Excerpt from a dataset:

○ ○ ○ ○

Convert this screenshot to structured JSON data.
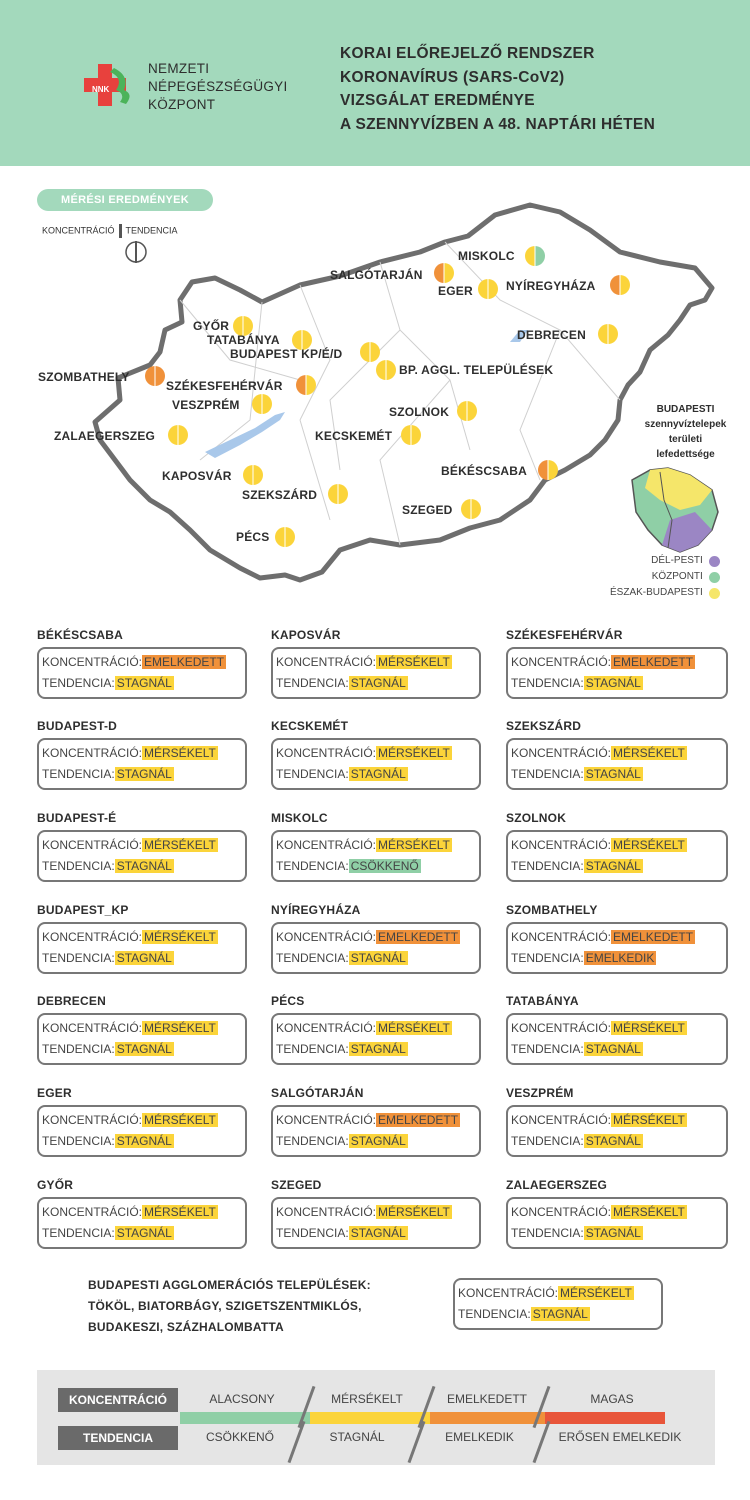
{
  "header": {
    "org_lines": [
      "NEMZETI",
      "NÉPEGÉSZSÉGÜGYI",
      "KÖZPONT"
    ],
    "logo_text": "NNK",
    "title_lines": [
      "KORAI ELŐREJELZŐ RENDSZER",
      "KORONAVÍRUS (SARS-CoV2)",
      "VIZSGÁLAT EREDMÉNYE",
      "A SZENNYVÍZBEN A 48. NAPTÁRI HÉTEN"
    ]
  },
  "map": {
    "badge": "MÉRÉSI EREDMÉNYEK",
    "legend_concentration": "KONCENTRÁCIÓ",
    "legend_trend": "TENDENCIA",
    "cities": [
      {
        "name": "MISKOLC",
        "conc": "mersekelt",
        "trend": "csokkeno"
      },
      {
        "name": "SALGÓTARJÁN",
        "conc": "emelkedett",
        "trend": "stagnal"
      },
      {
        "name": "EGER",
        "conc": "mersekelt",
        "trend": "stagnal"
      },
      {
        "name": "NYÍREGYHÁZA",
        "conc": "emelkedett",
        "trend": "stagnal"
      },
      {
        "name": "GYŐR",
        "conc": "mersekelt",
        "trend": "stagnal"
      },
      {
        "name": "TATABÁNYA",
        "conc": "mersekelt",
        "trend": "stagnal"
      },
      {
        "name": "BUDAPEST KP/É/D",
        "conc": "mersekelt",
        "trend": "stagnal"
      },
      {
        "name": "DEBRECEN",
        "conc": "mersekelt",
        "trend": "stagnal"
      },
      {
        "name": "BP. AGGL. TELEPÜLÉSEK",
        "conc": "mersekelt",
        "trend": "stagnal"
      },
      {
        "name": "SZOMBATHELY",
        "conc": "emelkedett",
        "trend": "emelkedik"
      },
      {
        "name": "SZÉKESFEHÉRVÁR",
        "conc": "emelkedett",
        "trend": "stagnal"
      },
      {
        "name": "VESZPRÉM",
        "conc": "mersekelt",
        "trend": "stagnal"
      },
      {
        "name": "SZOLNOK",
        "conc": "mersekelt",
        "trend": "stagnal"
      },
      {
        "name": "ZALAEGERSZEG",
        "conc": "mersekelt",
        "trend": "stagnal"
      },
      {
        "name": "KECSKEMÉT",
        "conc": "mersekelt",
        "trend": "stagnal"
      },
      {
        "name": "BÉKÉSCSABA",
        "conc": "emelkedett",
        "trend": "stagnal"
      },
      {
        "name": "KAPOSVÁR",
        "conc": "mersekelt",
        "trend": "stagnal"
      },
      {
        "name": "SZEKSZÁRD",
        "conc": "mersekelt",
        "trend": "stagnal"
      },
      {
        "name": "SZEGED",
        "conc": "mersekelt",
        "trend": "stagnal"
      },
      {
        "name": "PÉCS",
        "conc": "mersekelt",
        "trend": "stagnal"
      }
    ],
    "budapest_title_lines": [
      "BUDAPESTI",
      "szennyvíztelepek",
      "területi",
      "lefedettsége"
    ],
    "budapest_legend": [
      {
        "label": "DÉL-PESTI",
        "color": "#9b86c4"
      },
      {
        "label": "KÖZPONTI",
        "color": "#8fcfa6"
      },
      {
        "label": "ÉSZAK-BUDAPESTI",
        "color": "#f5e66a"
      }
    ]
  },
  "labels": {
    "concentration": "KONCENTRÁCIÓ:",
    "trend": "TENDENCIA:"
  },
  "status_text": {
    "mersekelt": "MÉRSÉKELT",
    "emelkedett": "EMELKEDETT",
    "stagnal": "STAGNÁL",
    "csokkeno": "CSÖKKENŐ",
    "emelkedik": "EMELKEDIK"
  },
  "colors": {
    "mersekelt": "#fbd43a",
    "emelkedett": "#f0913a",
    "stagnal": "#fbd43a",
    "csokkeno": "#8fcfa6",
    "emelkedik": "#f0913a",
    "alacsony": "#8fcfa6",
    "magas": "#e8553a",
    "header": "#a3d9bc"
  },
  "cards": [
    {
      "city": "BÉKÉSCSABA",
      "conc": "emelkedett",
      "trend": "stagnal"
    },
    {
      "city": "KAPOSVÁR",
      "conc": "mersekelt",
      "trend": "stagnal"
    },
    {
      "city": "SZÉKESFEHÉRVÁR",
      "conc": "emelkedett",
      "trend": "stagnal"
    },
    {
      "city": "BUDAPEST-D",
      "conc": "mersekelt",
      "trend": "stagnal"
    },
    {
      "city": "KECSKEMÉT",
      "conc": "mersekelt",
      "trend": "stagnal"
    },
    {
      "city": "SZEKSZÁRD",
      "conc": "mersekelt",
      "trend": "stagnal"
    },
    {
      "city": "BUDAPEST-É",
      "conc": "mersekelt",
      "trend": "stagnal"
    },
    {
      "city": "MISKOLC",
      "conc": "mersekelt",
      "trend": "csokkeno"
    },
    {
      "city": "SZOLNOK",
      "conc": "mersekelt",
      "trend": "stagnal"
    },
    {
      "city": "BUDAPEST_KP",
      "conc": "mersekelt",
      "trend": "stagnal"
    },
    {
      "city": "NYÍREGYHÁZA",
      "conc": "emelkedett",
      "trend": "stagnal"
    },
    {
      "city": "SZOMBATHELY",
      "conc": "emelkedett",
      "trend": "emelkedik"
    },
    {
      "city": "DEBRECEN",
      "conc": "mersekelt",
      "trend": "stagnal"
    },
    {
      "city": "PÉCS",
      "conc": "mersekelt",
      "trend": "stagnal"
    },
    {
      "city": "TATABÁNYA",
      "conc": "mersekelt",
      "trend": "stagnal"
    },
    {
      "city": "EGER",
      "conc": "mersekelt",
      "trend": "stagnal"
    },
    {
      "city": "SALGÓTARJÁN",
      "conc": "emelkedett",
      "trend": "stagnal"
    },
    {
      "city": "VESZPRÉM",
      "conc": "mersekelt",
      "trend": "stagnal"
    },
    {
      "city": "GYŐR",
      "conc": "mersekelt",
      "trend": "stagnal"
    },
    {
      "city": "SZEGED",
      "conc": "mersekelt",
      "trend": "stagnal"
    },
    {
      "city": "ZALAEGERSZEG",
      "conc": "mersekelt",
      "trend": "stagnal"
    }
  ],
  "agglomeration": {
    "lines": [
      "BUDAPESTI AGGLOMERÁCIÓS TELEPÜLÉSEK:",
      "TÖKÖL, BIATORBÁGY, SZIGETSZENTMIKLÓS,",
      "BUDAKESZI, SZÁZHALOMBATTA"
    ],
    "conc": "mersekelt",
    "trend": "stagnal"
  },
  "scale": {
    "concentration_label": "KONCENTRÁCIÓ",
    "trend_label": "TENDENCIA",
    "concentration_levels": [
      "ALACSONY",
      "MÉRSÉKELT",
      "EMELKEDETT",
      "MAGAS"
    ],
    "trend_levels": [
      "CSÖKKENŐ",
      "STAGNÁL",
      "EMELKEDIK",
      "ERŐSEN EMELKEDIK"
    ]
  }
}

○ ○ ○ ○

What to work on.
The records above are to be reproduced exactly; the pictures are to be left out.

Task solution.
Convert this screenshot to structured JSON data.
{
  "header": {
    "org_lines": [
      "NEMZETI",
      "NÉPEGÉSZSÉGÜGYI",
      "KÖZPONT"
    ],
    "logo_text": "NNK",
    "title_lines": [
      "KORAI ELŐREJELZŐ RENDSZER",
      "KORONAVÍRUS (SARS-CoV2)",
      "VIZSGÁLAT EREDMÉNYE",
      "A SZENNYVÍZBEN A 48. NAPTÁRI HÉTEN"
    ]
  },
  "map": {
    "badge": "MÉRÉSI EREDMÉNYEK",
    "legend_concentration": "KONCENTRÁCIÓ",
    "legend_trend": "TENDENCIA",
    "cities": [
      {
        "name": "MISKOLC",
        "conc": "mersekelt",
        "trend": "csokkeno"
      },
      {
        "name": "SALGÓTARJÁN",
        "conc": "emelkedett",
        "trend": "stagnal"
      },
      {
        "name": "EGER",
        "conc": "mersekelt",
        "trend": "stagnal"
      },
      {
        "name": "NYÍREGYHÁZA",
        "conc": "emelkedett",
        "trend": "stagnal"
      },
      {
        "name": "GYŐR",
        "conc": "mersekelt",
        "trend": "stagnal"
      },
      {
        "name": "TATABÁNYA",
        "conc": "mersekelt",
        "trend": "stagnal"
      },
      {
        "name": "BUDAPEST KP/É/D",
        "conc": "mersekelt",
        "trend": "stagnal"
      },
      {
        "name": "DEBRECEN",
        "conc": "mersekelt",
        "trend": "stagnal"
      },
      {
        "name": "BP. AGGL. TELEPÜLÉSEK",
        "conc": "mersekelt",
        "trend": "stagnal"
      },
      {
        "name": "SZOMBATHELY",
        "conc": "emelkedett",
        "trend": "emelkedik"
      },
      {
        "name": "SZÉKESFEHÉRVÁR",
        "conc": "emelkedett",
        "trend": "stagnal"
      },
      {
        "name": "VESZPRÉM",
        "conc": "mersekelt",
        "trend": "stagnal"
      },
      {
        "name": "SZOLNOK",
        "conc": "mersekelt",
        "trend": "stagnal"
      },
      {
        "name": "ZALAEGERSZEG",
        "conc": "mersekelt",
        "trend": "stagnal"
      },
      {
        "name": "KECSKEMÉT",
        "conc": "mersekelt",
        "trend": "stagnal"
      },
      {
        "name": "BÉKÉSCSABA",
        "conc": "emelkedett",
        "trend": "stagnal"
      },
      {
        "name": "KAPOSVÁR",
        "conc": "mersekelt",
        "trend": "stagnal"
      },
      {
        "name": "SZEKSZÁRD",
        "conc": "mersekelt",
        "trend": "stagnal"
      },
      {
        "name": "SZEGED",
        "conc": "mersekelt",
        "trend": "stagnal"
      },
      {
        "name": "PÉCS",
        "conc": "mersekelt",
        "trend": "stagnal"
      }
    ],
    "budapest_title_lines": [
      "BUDAPESTI",
      "szennyvíztelepek",
      "területi",
      "lefedettsége"
    ],
    "budapest_legend": [
      {
        "label": "DÉL-PESTI",
        "color": "#9b86c4"
      },
      {
        "label": "KÖZPONTI",
        "color": "#8fcfa6"
      },
      {
        "label": "ÉSZAK-BUDAPESTI",
        "color": "#f5e66a"
      }
    ]
  },
  "labels": {
    "concentration": "KONCENTRÁCIÓ:",
    "trend": "TENDENCIA:"
  },
  "status_text": {
    "mersekelt": "MÉRSÉKELT",
    "emelkedett": "EMELKEDETT",
    "stagnal": "STAGNÁL",
    "csokkeno": "CSÖKKENŐ",
    "emelkedik": "EMELKEDIK"
  },
  "colors": {
    "mersekelt": "#fbd43a",
    "emelkedett": "#f0913a",
    "stagnal": "#fbd43a",
    "csokkeno": "#8fcfa6",
    "emelkedik": "#f0913a",
    "alacsony": "#8fcfa6",
    "magas": "#e8553a",
    "header": "#a3d9bc"
  },
  "cards": [
    {
      "city": "BÉKÉSCSABA",
      "conc": "emelkedett",
      "trend": "stagnal"
    },
    {
      "city": "KAPOSVÁR",
      "conc": "mersekelt",
      "trend": "stagnal"
    },
    {
      "city": "SZÉKESFEHÉRVÁR",
      "conc": "emelkedett",
      "trend": "stagnal"
    },
    {
      "city": "BUDAPEST-D",
      "conc": "mersekelt",
      "trend": "stagnal"
    },
    {
      "city": "KECSKEMÉT",
      "conc": "mersekelt",
      "trend": "stagnal"
    },
    {
      "city": "SZEKSZÁRD",
      "conc": "mersekelt",
      "trend": "stagnal"
    },
    {
      "city": "BUDAPEST-É",
      "conc": "mersekelt",
      "trend": "stagnal"
    },
    {
      "city": "MISKOLC",
      "conc": "mersekelt",
      "trend": "csokkeno"
    },
    {
      "city": "SZOLNOK",
      "conc": "mersekelt",
      "trend": "stagnal"
    },
    {
      "city": "BUDAPEST_KP",
      "conc": "mersekelt",
      "trend": "stagnal"
    },
    {
      "city": "NYÍREGYHÁZA",
      "conc": "emelkedett",
      "trend": "stagnal"
    },
    {
      "city": "SZOMBATHELY",
      "conc": "emelkedett",
      "trend": "emelkedik"
    },
    {
      "city": "DEBRECEN",
      "conc": "mersekelt",
      "trend": "stagnal"
    },
    {
      "city": "PÉCS",
      "conc": "mersekelt",
      "trend": "stagnal"
    },
    {
      "city": "TATABÁNYA",
      "conc": "mersekelt",
      "trend": "stagnal"
    },
    {
      "city": "EGER",
      "conc": "mersekelt",
      "trend": "stagnal"
    },
    {
      "city": "SALGÓTARJÁN",
      "conc": "emelkedett",
      "trend": "stagnal"
    },
    {
      "city": "VESZPRÉM",
      "conc": "mersekelt",
      "trend": "stagnal"
    },
    {
      "city": "GYŐR",
      "conc": "mersekelt",
      "trend": "stagnal"
    },
    {
      "city": "SZEGED",
      "conc": "mersekelt",
      "trend": "stagnal"
    },
    {
      "city": "ZALAEGERSZEG",
      "conc": "mersekelt",
      "trend": "stagnal"
    }
  ],
  "agglomeration": {
    "lines": [
      "BUDAPESTI AGGLOMERÁCIÓS TELEPÜLÉSEK:",
      "TÖKÖL, BIATORBÁGY, SZIGETSZENTMIKLÓS,",
      "BUDAKESZI, SZÁZHALOMBATTA"
    ],
    "conc": "mersekelt",
    "trend": "stagnal"
  },
  "scale": {
    "concentration_label": "KONCENTRÁCIÓ",
    "trend_label": "TENDENCIA",
    "concentration_levels": [
      "ALACSONY",
      "MÉRSÉKELT",
      "EMELKEDETT",
      "MAGAS"
    ],
    "trend_levels": [
      "CSÖKKENŐ",
      "STAGNÁL",
      "EMELKEDIK",
      "ERŐSEN EMELKEDIK"
    ]
  }
}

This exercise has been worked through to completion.